**Collected data**

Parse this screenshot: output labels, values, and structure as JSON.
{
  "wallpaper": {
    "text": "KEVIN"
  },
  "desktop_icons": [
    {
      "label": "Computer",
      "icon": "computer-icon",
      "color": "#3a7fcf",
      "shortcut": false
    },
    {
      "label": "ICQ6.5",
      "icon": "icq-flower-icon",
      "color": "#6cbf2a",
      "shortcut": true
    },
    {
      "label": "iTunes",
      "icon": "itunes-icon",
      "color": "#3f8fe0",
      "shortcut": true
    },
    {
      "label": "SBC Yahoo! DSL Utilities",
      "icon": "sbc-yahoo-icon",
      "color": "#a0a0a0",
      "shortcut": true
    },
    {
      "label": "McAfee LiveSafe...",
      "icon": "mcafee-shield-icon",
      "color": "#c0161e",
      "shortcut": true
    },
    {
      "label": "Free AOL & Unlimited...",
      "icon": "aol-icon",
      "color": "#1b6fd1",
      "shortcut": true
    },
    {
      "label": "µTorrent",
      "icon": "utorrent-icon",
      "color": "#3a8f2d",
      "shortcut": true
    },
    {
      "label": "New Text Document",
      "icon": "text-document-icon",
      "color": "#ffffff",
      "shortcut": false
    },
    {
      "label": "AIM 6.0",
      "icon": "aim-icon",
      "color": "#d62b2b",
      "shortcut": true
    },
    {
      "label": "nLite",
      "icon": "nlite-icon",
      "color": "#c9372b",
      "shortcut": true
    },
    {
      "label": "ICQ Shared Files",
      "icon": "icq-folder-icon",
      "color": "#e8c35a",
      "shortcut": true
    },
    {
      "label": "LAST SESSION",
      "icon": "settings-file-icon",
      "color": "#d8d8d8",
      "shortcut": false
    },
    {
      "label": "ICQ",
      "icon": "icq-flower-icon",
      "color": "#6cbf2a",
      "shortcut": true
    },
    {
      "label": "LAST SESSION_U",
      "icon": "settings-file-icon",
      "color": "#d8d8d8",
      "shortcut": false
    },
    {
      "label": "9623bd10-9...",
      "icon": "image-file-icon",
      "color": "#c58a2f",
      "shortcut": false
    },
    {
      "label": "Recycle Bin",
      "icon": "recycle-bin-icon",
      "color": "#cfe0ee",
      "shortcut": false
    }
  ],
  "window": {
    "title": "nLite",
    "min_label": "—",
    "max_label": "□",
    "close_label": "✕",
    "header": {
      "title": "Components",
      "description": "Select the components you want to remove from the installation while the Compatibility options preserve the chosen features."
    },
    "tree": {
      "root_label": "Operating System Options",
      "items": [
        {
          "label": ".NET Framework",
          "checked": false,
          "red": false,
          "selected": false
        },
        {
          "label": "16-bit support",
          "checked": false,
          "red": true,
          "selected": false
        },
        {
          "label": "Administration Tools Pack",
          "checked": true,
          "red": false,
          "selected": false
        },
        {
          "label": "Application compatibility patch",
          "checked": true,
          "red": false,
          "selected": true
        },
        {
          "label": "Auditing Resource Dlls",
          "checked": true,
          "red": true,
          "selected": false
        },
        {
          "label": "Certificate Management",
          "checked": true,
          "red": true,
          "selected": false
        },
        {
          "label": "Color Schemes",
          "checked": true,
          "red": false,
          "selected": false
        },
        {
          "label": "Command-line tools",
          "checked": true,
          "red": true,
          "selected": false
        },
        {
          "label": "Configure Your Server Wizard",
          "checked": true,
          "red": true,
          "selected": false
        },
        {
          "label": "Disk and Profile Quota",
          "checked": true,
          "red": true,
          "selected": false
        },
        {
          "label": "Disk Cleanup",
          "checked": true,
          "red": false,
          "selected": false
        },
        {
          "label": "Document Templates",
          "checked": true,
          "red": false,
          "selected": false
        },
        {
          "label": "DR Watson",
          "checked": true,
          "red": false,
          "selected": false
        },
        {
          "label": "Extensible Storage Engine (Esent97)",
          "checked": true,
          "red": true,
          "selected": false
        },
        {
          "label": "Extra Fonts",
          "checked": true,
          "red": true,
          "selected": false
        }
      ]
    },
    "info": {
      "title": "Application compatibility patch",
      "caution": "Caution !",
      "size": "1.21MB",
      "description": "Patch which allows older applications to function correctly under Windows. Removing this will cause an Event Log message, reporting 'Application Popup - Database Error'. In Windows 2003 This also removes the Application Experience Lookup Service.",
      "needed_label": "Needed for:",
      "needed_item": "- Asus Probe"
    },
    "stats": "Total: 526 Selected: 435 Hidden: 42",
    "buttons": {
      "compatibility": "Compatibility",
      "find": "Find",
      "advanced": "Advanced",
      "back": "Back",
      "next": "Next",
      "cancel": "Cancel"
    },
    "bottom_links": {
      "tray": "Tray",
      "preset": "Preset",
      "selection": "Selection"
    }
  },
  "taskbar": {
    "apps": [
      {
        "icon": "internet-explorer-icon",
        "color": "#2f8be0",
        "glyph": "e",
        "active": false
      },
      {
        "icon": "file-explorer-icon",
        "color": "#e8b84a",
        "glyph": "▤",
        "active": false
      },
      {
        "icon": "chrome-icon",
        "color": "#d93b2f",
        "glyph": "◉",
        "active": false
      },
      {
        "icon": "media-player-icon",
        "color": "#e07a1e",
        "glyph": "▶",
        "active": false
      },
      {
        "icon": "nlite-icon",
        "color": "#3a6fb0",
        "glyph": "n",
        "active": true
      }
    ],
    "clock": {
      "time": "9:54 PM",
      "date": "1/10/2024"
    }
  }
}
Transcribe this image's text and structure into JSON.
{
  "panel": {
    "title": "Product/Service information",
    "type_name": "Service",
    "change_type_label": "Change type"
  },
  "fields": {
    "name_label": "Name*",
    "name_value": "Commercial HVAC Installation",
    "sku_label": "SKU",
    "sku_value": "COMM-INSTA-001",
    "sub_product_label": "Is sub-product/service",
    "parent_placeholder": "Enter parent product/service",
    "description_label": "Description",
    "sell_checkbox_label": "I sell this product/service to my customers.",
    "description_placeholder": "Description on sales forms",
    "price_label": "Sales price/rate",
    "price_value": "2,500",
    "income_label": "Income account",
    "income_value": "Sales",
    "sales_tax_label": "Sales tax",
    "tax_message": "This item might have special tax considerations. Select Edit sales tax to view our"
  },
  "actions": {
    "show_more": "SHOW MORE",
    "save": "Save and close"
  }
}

**EXERCISE**
Go through the data and return every record exactly.

**FINAL ANSWER**
Parse this screenshot: output labels, values, and structure as JSON.
{
  "wallpaper": {
    "text": "KEVIN"
  },
  "desktop_icons": [
    {
      "label": "Computer",
      "icon": "computer-icon",
      "color": "#3a7fcf",
      "shortcut": false
    },
    {
      "label": "ICQ6.5",
      "icon": "icq-flower-icon",
      "color": "#6cbf2a",
      "shortcut": true
    },
    {
      "label": "iTunes",
      "icon": "itunes-icon",
      "color": "#3f8fe0",
      "shortcut": true
    },
    {
      "label": "SBC Yahoo! DSL Utilities",
      "icon": "sbc-yahoo-icon",
      "color": "#a0a0a0",
      "shortcut": true
    },
    {
      "label": "McAfee LiveSafe...",
      "icon": "mcafee-shield-icon",
      "color": "#c0161e",
      "shortcut": true
    },
    {
      "label": "Free AOL & Unlimited...",
      "icon": "aol-icon",
      "color": "#1b6fd1",
      "shortcut": true
    },
    {
      "label": "µTorrent",
      "icon": "utorrent-icon",
      "color": "#3a8f2d",
      "shortcut": true
    },
    {
      "label": "New Text Document",
      "icon": "text-document-icon",
      "color": "#ffffff",
      "shortcut": false
    },
    {
      "label": "AIM 6.0",
      "icon": "aim-icon",
      "color": "#d62b2b",
      "shortcut": true
    },
    {
      "label": "nLite",
      "icon": "nlite-icon",
      "color": "#c9372b",
      "shortcut": true
    },
    {
      "label": "ICQ Shared Files",
      "icon": "icq-folder-icon",
      "color": "#e8c35a",
      "shortcut": true
    },
    {
      "label": "LAST SESSION",
      "icon": "settings-file-icon",
      "color": "#d8d8d8",
      "shortcut": false
    },
    {
      "label": "ICQ",
      "icon": "icq-flower-icon",
      "color": "#6cbf2a",
      "shortcut": true
    },
    {
      "label": "LAST SESSION_U",
      "icon": "settings-file-icon",
      "color": "#d8d8d8",
      "shortcut": false
    },
    {
      "label": "9623bd10-9...",
      "icon": "image-file-icon",
      "color": "#c58a2f",
      "shortcut": false
    },
    {
      "label": "Recycle Bin",
      "icon": "recycle-bin-icon",
      "color": "#cfe0ee",
      "shortcut": false
    }
  ],
  "window": {
    "title": "nLite",
    "min_label": "—",
    "max_label": "□",
    "close_label": "✕",
    "header": {
      "title": "Components",
      "description": "Select the components you want to remove from the installation while the Compatibility options preserve the chosen features."
    },
    "tree": {
      "root_label": "Operating System Options",
      "items": [
        {
          "label": ".NET Framework",
          "checked": false,
          "red": false,
          "selected": false
        },
        {
          "label": "16-bit support",
          "checked": false,
          "red": true,
          "selected": false
        },
        {
          "label": "Administration Tools Pack",
          "checked": true,
          "red": false,
          "selected": false
        },
        {
          "label": "Application compatibility patch",
          "checked": true,
          "red": false,
          "selected": true
        },
        {
          "label": "Auditing Resource Dlls",
          "checked": true,
          "red": true,
          "selected": false
        },
        {
          "label": "Certificate Management",
          "checked": true,
          "red": true,
          "selected": false
        },
        {
          "label": "Color Schemes",
          "checked": true,
          "red": false,
          "selected": false
        },
        {
          "label": "Command-line tools",
          "checked": true,
          "red": true,
          "selected": false
        },
        {
          "label": "Configure Your Server Wizard",
          "checked": true,
          "red": true,
          "selected": false
        },
        {
          "label": "Disk and Profile Quota",
          "checked": true,
          "red": true,
          "selected": false
        },
        {
          "label": "Disk Cleanup",
          "checked": true,
          "red": false,
          "selected": false
        },
        {
          "label": "Document Templates",
          "checked": true,
          "red": false,
          "selected": false
        },
        {
          "label": "DR Watson",
          "checked": true,
          "red": false,
          "selected": false
        },
        {
          "label": "Extensible Storage Engine (Esent97)",
          "checked": true,
          "red": true,
          "selected": false
        },
        {
          "label": "Extra Fonts",
          "checked": true,
          "red": true,
          "selected": false
        }
      ]
    },
    "info": {
      "title": "Application compatibility patch",
      "caution": "Caution !",
      "size": "1.21MB",
      "description": "Patch which allows older applications to function correctly under Windows. Removing this will cause an Event Log message, reporting 'Application Popup - Database Error'. In Windows 2003 This also removes the Application Experience Lookup Service.",
      "needed_label": "Needed for:",
      "needed_item": "- Asus Probe"
    },
    "stats": "Total: 526 Selected: 435 Hidden: 42",
    "buttons": {
      "compatibility": "Compatibility",
      "find": "Find",
      "advanced": "Advanced",
      "back": "Back",
      "next": "Next",
      "cancel": "Cancel"
    },
    "bottom_links": {
      "tray": "Tray",
      "preset": "Preset",
      "selection": "Selection"
    }
  },
  "taskbar": {
    "apps": [
      {
        "icon": "internet-explorer-icon",
        "color": "#2f8be0",
        "glyph": "e",
        "active": false
      },
      {
        "icon": "file-explorer-icon",
        "color": "#e8b84a",
        "glyph": "▤",
        "active": false
      },
      {
        "icon": "chrome-icon",
        "color": "#d93b2f",
        "glyph": "◉",
        "active": false
      },
      {
        "icon": "media-player-icon",
        "color": "#e07a1e",
        "glyph": "▶",
        "active": false
      },
      {
        "icon": "nlite-icon",
        "color": "#3a6fb0",
        "glyph": "n",
        "active": true
      }
    ],
    "clock": {
      "time": "9:54 PM",
      "date": "1/10/2024"
    }
  }
}
Transcribe this image's text and structure into JSON.
{
  "panel": {
    "title": "Product/Service information",
    "type_name": "Service",
    "change_type_label": "Change type"
  },
  "fields": {
    "name_label": "Name*",
    "name_value": "Commercial HVAC Installation",
    "sku_label": "SKU",
    "sku_value": "COMM-INSTA-001",
    "sub_product_label": "Is sub-product/service",
    "parent_placeholder": "Enter parent product/service",
    "description_label": "Description",
    "sell_checkbox_label": "I sell this product/service to my customers.",
    "description_placeholder": "Description on sales forms",
    "price_label": "Sales price/rate",
    "price_value": "2,500",
    "income_label": "Income account",
    "income_value": "Sales",
    "sales_tax_label": "Sales tax",
    "tax_message": "This item might have special tax considerations. Select Edit sales tax to view our"
  },
  "actions": {
    "show_more": "SHOW MORE",
    "save": "Save and close"
  }
}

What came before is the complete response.